MATERIAL FOR THE TASK:
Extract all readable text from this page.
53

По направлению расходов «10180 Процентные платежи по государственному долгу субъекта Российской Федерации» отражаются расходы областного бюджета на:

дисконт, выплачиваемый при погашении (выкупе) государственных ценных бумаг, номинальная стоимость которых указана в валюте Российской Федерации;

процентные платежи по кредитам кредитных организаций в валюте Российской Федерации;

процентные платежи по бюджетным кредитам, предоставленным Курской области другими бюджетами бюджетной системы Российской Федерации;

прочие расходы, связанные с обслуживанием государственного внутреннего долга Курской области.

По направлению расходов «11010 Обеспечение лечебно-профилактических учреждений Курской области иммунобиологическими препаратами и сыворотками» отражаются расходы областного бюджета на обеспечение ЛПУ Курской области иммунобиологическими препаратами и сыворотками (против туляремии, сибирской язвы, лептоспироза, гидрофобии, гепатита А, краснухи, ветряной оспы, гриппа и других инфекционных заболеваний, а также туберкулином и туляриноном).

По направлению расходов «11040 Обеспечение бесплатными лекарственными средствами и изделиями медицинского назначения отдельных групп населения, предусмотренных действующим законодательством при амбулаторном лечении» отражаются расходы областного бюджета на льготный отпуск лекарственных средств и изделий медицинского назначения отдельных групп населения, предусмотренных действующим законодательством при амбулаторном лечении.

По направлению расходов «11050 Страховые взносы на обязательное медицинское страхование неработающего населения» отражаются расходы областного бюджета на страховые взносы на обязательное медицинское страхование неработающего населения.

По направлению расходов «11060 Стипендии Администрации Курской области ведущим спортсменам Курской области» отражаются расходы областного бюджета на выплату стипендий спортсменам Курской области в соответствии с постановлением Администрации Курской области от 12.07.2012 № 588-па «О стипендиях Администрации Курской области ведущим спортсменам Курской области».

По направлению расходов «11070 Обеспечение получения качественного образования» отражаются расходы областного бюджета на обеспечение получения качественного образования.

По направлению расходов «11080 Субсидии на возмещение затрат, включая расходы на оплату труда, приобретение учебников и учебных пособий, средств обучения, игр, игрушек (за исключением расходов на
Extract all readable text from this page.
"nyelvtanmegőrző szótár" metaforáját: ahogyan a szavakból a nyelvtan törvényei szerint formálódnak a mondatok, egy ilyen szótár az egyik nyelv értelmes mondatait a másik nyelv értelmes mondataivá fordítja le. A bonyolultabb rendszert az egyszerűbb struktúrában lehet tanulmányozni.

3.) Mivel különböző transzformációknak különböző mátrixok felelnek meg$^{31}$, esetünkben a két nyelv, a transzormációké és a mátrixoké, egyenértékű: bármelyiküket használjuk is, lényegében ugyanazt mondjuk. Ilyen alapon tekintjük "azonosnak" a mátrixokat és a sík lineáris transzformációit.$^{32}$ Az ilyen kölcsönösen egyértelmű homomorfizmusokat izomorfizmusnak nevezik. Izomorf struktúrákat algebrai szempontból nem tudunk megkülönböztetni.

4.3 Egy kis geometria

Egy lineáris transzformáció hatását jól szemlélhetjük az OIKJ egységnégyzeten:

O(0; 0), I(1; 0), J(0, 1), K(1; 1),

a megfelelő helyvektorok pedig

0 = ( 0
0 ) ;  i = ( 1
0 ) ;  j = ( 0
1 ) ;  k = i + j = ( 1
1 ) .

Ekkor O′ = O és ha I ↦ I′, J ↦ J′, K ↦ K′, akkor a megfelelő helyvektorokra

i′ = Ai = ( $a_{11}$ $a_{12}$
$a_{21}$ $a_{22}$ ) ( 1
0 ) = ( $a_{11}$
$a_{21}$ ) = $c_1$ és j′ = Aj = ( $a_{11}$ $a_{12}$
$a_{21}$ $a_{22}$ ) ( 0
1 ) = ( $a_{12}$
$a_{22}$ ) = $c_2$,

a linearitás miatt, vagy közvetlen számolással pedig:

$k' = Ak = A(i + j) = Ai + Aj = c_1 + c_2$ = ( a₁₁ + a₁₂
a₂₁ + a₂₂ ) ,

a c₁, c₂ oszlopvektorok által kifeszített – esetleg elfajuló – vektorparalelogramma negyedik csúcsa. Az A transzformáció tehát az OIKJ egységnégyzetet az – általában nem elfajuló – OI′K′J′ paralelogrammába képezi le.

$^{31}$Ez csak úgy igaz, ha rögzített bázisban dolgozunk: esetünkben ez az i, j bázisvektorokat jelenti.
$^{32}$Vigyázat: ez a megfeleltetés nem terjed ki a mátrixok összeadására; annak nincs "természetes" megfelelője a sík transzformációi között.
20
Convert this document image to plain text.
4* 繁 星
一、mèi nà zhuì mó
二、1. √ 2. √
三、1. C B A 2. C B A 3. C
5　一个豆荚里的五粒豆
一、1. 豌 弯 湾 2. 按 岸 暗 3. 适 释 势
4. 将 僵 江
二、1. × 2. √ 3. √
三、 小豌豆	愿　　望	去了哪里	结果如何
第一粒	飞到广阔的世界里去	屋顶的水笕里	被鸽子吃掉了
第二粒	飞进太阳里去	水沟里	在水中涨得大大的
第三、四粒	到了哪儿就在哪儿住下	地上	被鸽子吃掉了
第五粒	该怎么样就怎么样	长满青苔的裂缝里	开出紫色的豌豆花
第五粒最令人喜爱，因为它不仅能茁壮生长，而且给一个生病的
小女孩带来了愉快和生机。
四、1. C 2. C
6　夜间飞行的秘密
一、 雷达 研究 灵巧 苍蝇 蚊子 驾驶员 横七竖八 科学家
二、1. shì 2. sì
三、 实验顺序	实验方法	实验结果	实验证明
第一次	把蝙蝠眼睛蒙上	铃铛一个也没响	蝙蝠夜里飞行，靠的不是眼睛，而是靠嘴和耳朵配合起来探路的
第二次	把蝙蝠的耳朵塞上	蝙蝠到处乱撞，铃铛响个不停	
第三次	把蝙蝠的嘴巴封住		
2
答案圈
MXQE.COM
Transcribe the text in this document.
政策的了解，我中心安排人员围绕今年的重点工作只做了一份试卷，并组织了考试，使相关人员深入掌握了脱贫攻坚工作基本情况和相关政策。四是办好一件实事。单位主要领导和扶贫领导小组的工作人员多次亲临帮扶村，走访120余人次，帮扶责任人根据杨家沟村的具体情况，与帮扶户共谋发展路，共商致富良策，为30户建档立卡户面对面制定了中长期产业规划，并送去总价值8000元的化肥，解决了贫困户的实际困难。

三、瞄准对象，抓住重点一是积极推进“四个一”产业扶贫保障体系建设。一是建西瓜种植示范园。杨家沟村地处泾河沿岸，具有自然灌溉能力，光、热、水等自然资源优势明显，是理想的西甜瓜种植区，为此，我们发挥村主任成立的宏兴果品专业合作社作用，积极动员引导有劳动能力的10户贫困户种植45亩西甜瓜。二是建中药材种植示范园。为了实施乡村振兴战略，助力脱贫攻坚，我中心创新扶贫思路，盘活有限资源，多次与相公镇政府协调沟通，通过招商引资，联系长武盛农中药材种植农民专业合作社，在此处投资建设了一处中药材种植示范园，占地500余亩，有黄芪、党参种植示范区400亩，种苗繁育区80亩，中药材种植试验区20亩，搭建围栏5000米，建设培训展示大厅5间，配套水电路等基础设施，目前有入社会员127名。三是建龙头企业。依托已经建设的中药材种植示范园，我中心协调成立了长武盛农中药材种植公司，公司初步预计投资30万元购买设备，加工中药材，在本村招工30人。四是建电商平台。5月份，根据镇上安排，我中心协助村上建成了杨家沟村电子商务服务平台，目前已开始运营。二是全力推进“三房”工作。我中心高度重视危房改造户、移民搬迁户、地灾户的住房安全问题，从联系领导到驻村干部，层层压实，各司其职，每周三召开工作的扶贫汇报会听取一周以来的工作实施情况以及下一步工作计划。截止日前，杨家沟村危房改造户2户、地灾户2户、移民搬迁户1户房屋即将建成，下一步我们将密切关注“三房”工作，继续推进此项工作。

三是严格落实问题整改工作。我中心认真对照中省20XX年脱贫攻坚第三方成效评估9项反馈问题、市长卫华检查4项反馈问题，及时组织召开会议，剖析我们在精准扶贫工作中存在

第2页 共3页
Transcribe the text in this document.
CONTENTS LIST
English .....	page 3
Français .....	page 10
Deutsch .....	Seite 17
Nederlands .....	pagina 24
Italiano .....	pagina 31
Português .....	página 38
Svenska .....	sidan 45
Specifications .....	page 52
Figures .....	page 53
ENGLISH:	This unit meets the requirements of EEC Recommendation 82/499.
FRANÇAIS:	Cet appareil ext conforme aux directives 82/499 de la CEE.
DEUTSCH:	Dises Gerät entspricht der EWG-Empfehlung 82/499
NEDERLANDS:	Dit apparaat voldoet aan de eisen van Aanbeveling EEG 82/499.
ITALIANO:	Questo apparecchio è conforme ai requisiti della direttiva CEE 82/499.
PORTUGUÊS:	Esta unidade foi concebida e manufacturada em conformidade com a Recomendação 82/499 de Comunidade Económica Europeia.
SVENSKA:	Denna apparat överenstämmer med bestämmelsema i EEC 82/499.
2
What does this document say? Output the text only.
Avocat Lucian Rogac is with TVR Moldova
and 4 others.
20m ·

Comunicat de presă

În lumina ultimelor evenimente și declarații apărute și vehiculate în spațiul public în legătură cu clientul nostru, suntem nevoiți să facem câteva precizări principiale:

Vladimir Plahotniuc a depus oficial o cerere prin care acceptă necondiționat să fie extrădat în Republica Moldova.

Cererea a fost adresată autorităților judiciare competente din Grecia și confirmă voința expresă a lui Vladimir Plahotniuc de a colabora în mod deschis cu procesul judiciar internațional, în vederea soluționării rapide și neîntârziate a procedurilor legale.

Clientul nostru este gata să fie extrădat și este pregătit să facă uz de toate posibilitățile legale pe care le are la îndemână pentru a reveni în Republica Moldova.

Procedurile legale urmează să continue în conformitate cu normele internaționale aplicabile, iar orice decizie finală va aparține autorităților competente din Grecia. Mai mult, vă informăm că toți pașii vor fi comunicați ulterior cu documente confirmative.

WHAT TO DO:
Reproduce only the lines running from the one that contains "What does this" to the last line of the records.

FULL OUTPUT:
What does this document say? Output the text only.
Avocat Lucian Rogac is with TVR Moldova
and 4 others.
20m ·

Comunicat de presă

În lumina ultimelor evenimente și declarații apărute și vehiculate în spațiul public în legătură cu clientul nostru, suntem nevoiți să facem câteva precizări principiale:

Vladimir Plahotniuc a depus oficial o cerere prin care acceptă necondiționat să fie extrădat în Republica Moldova.

Cererea a fost adresată autorităților judiciare competente din Grecia și confirmă voința expresă a lui Vladimir Plahotniuc de a colabora în mod deschis cu procesul judiciar internațional, în vederea soluționării rapide și neîntârziate a procedurilor legale.

Clientul nostru este gata să fie extrădat și este pregătit să facă uz de toate posibilitățile legale pe care le are la îndemână pentru a reveni în Republica Moldova.

Procedurile legale urmează să continue în conformitate cu normele internaționale aplicabile, iar orice decizie finală va aparține autorităților competente din Grecia. Mai mult, vă informăm că toți pașii vor fi comunicați ulterior cu documente confirmative.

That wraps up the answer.